Find the word "음성으로" in the records below. List each line containing it.

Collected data
######

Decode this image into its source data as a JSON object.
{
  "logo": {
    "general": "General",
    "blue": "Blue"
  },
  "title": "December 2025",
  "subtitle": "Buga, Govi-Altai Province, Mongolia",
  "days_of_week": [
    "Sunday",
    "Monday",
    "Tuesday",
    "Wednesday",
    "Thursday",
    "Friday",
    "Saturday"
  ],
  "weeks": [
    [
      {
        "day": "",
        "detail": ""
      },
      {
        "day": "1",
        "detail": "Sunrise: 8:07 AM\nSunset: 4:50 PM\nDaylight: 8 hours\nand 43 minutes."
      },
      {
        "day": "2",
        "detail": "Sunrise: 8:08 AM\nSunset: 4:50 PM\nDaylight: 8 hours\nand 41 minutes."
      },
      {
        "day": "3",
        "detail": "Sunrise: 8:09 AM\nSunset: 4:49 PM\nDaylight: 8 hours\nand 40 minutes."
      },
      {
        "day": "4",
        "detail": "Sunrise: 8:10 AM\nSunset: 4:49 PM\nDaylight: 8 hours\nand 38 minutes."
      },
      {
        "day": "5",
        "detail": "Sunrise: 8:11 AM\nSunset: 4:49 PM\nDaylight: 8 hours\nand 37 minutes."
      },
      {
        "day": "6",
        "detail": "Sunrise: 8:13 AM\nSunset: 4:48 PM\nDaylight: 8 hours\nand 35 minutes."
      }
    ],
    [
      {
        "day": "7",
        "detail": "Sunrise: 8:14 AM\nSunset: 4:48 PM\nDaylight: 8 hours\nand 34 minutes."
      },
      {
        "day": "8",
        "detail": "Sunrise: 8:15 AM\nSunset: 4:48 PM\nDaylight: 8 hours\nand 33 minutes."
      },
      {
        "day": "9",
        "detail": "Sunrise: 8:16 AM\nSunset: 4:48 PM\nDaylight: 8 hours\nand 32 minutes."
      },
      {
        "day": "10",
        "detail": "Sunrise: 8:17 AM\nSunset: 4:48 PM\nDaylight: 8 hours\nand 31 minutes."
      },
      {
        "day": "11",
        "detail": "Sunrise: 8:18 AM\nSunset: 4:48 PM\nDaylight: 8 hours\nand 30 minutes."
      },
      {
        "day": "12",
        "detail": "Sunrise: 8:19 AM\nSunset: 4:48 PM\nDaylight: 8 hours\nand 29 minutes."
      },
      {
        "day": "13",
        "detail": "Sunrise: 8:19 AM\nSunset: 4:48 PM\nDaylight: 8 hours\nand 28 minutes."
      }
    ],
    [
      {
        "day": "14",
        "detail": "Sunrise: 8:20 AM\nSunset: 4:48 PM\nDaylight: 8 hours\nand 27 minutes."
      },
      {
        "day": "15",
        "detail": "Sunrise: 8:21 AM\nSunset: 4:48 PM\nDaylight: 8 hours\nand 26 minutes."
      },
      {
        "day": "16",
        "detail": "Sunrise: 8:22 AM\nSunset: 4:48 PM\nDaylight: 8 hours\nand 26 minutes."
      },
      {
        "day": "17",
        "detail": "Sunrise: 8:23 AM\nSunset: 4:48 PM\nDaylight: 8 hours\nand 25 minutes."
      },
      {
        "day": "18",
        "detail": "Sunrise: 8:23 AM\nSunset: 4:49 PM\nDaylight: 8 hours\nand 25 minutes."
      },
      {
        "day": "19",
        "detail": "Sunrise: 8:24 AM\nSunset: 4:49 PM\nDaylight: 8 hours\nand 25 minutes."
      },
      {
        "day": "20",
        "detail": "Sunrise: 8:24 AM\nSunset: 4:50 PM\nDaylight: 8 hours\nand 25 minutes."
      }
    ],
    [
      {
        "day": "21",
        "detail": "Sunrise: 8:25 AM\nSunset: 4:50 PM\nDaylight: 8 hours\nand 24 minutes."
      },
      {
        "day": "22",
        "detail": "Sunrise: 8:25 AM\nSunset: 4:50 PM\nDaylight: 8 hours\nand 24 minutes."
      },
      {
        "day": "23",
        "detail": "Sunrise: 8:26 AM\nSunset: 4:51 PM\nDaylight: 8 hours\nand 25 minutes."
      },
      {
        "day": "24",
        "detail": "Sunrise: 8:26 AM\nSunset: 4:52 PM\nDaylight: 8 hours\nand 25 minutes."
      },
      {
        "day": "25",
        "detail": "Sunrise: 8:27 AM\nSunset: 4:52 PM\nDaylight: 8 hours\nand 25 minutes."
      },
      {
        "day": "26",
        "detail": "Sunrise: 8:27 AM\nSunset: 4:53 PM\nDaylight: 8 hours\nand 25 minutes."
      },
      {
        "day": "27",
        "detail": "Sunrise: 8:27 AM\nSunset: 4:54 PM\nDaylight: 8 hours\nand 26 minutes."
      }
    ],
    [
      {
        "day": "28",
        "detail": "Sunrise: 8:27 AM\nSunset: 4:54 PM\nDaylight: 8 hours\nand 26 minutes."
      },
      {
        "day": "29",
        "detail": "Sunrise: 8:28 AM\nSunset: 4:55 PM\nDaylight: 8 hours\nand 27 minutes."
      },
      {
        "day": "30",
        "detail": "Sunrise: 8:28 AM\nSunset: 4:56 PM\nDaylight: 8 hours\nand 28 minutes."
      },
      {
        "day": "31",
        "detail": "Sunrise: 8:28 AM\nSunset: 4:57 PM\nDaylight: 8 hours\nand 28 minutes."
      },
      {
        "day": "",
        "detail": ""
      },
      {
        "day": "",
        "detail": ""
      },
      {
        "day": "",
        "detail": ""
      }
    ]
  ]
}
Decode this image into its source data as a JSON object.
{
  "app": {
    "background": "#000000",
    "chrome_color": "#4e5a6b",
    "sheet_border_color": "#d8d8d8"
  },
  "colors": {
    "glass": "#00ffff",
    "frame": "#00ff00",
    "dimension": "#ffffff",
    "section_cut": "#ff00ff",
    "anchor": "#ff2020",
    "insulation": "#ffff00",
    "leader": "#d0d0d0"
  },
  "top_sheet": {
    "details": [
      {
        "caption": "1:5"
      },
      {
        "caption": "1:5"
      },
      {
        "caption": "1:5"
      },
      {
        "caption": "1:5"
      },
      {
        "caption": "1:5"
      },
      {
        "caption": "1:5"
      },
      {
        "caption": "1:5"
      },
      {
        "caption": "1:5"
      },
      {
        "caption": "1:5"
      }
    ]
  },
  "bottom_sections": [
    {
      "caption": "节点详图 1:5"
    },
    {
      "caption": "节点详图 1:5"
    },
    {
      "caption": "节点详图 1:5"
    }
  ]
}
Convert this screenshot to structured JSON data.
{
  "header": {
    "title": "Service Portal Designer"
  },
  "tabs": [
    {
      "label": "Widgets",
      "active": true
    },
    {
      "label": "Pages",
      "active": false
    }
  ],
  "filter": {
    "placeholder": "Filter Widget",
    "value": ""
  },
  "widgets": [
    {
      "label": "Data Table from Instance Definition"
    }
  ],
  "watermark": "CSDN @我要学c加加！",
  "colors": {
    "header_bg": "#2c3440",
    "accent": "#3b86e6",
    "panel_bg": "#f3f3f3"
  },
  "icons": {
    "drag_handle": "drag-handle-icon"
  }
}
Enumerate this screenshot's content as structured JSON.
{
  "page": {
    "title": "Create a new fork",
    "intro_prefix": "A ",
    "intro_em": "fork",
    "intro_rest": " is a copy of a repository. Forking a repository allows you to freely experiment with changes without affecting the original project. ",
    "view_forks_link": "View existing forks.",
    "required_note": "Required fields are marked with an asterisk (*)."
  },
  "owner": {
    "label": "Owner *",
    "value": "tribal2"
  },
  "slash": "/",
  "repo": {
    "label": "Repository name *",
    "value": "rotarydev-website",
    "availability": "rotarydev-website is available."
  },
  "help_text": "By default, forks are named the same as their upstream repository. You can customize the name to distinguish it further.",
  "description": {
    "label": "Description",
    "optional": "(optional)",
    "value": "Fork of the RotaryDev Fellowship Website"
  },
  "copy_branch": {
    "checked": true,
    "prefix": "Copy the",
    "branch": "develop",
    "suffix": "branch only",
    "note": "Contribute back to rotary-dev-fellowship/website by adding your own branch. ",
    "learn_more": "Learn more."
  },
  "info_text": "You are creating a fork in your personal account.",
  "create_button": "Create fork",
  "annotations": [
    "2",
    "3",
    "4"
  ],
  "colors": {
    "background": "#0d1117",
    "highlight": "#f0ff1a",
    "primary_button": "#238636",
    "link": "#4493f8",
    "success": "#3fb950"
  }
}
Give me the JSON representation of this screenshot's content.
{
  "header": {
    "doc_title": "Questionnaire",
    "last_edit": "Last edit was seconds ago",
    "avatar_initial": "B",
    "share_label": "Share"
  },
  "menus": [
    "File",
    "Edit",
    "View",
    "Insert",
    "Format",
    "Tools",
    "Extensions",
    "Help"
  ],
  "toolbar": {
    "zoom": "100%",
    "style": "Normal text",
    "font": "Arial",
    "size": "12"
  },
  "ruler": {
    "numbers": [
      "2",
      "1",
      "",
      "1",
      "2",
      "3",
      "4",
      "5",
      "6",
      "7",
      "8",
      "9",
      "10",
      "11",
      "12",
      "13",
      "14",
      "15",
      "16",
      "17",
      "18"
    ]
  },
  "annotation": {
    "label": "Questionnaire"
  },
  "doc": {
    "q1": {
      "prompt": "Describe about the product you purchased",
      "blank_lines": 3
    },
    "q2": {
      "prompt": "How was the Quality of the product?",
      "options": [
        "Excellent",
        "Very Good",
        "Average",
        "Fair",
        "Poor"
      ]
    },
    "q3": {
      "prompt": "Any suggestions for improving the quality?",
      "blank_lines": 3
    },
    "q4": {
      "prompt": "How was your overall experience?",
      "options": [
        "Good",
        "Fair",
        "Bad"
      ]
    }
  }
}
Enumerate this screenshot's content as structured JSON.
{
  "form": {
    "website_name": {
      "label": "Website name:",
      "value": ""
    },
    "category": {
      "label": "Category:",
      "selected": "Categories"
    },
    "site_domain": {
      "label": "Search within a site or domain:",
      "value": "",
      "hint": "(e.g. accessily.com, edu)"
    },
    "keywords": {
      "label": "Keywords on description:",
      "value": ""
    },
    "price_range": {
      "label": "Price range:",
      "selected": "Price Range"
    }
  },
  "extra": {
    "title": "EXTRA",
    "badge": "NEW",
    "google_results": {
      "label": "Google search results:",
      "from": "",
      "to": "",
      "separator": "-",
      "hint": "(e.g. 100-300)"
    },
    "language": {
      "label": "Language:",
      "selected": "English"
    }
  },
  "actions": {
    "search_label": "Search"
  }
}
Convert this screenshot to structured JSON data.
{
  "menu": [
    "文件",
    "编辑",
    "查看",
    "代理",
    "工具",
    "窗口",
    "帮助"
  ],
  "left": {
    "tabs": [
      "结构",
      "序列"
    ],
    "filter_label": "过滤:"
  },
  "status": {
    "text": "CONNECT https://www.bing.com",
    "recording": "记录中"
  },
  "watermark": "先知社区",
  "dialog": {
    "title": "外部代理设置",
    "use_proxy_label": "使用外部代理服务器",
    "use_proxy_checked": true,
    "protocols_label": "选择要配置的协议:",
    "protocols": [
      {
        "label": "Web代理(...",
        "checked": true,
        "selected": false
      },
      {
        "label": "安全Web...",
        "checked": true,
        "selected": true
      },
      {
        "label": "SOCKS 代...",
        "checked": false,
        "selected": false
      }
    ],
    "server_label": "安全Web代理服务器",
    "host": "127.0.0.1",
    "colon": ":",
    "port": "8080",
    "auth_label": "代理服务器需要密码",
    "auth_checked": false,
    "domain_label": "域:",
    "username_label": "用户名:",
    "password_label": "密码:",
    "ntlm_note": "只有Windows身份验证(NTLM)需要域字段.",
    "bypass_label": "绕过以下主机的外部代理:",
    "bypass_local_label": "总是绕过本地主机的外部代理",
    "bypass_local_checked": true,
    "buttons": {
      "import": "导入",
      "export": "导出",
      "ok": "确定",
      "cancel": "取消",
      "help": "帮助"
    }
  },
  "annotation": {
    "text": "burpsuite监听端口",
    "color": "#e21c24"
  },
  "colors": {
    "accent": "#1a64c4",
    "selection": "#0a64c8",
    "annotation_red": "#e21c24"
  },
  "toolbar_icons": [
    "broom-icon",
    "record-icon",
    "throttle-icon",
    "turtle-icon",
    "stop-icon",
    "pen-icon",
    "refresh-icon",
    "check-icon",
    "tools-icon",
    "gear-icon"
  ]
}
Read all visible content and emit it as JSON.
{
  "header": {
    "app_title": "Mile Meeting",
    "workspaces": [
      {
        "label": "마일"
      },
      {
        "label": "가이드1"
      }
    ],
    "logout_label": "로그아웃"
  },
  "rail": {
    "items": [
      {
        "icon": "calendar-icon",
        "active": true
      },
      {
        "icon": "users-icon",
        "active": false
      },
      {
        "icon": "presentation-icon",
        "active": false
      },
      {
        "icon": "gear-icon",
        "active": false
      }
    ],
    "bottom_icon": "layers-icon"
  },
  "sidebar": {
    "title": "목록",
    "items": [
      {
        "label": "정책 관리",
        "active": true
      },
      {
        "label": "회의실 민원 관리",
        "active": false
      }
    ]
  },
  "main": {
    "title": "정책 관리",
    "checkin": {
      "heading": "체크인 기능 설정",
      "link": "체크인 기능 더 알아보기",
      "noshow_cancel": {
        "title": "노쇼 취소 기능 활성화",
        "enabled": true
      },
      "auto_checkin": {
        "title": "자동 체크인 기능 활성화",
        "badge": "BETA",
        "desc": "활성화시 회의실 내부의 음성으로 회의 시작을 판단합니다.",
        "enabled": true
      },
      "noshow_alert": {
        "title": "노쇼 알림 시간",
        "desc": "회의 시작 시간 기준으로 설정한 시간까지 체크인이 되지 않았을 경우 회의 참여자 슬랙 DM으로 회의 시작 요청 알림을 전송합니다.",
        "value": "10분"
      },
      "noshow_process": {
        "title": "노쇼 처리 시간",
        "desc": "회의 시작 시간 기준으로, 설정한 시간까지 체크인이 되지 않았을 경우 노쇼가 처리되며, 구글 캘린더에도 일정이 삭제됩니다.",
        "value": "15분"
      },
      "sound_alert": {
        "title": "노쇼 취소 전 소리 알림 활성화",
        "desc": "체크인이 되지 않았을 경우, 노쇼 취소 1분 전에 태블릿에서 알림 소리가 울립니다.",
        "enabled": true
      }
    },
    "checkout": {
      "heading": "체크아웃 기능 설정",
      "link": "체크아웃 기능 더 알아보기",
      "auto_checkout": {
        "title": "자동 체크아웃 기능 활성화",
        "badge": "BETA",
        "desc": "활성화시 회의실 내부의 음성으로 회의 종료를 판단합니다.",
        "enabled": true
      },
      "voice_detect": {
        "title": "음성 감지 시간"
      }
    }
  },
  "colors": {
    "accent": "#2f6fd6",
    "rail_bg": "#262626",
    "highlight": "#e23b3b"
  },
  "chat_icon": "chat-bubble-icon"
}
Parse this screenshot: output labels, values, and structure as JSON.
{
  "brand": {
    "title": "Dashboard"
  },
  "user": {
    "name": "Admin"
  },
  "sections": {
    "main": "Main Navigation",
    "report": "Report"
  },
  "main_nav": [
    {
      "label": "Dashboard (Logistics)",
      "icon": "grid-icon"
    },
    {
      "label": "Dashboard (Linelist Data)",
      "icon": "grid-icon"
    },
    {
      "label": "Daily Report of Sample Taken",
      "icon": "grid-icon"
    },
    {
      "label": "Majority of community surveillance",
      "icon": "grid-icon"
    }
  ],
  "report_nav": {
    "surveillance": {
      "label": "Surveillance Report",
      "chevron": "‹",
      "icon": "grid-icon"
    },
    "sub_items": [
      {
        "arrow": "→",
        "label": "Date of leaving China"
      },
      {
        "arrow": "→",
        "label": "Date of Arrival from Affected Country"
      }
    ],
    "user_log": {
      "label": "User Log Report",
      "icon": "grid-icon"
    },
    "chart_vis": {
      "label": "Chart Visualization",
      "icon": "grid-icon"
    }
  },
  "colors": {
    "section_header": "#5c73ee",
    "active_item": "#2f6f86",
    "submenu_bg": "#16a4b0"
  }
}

######

_CORRECT RESPONSE_
        "desc": "활성화시 회의실 내부의 음성으로 회의 시작을 판단합니다.",
        "desc": "활성화시 회의실 내부의 음성으로 회의 종료를 판단합니다.",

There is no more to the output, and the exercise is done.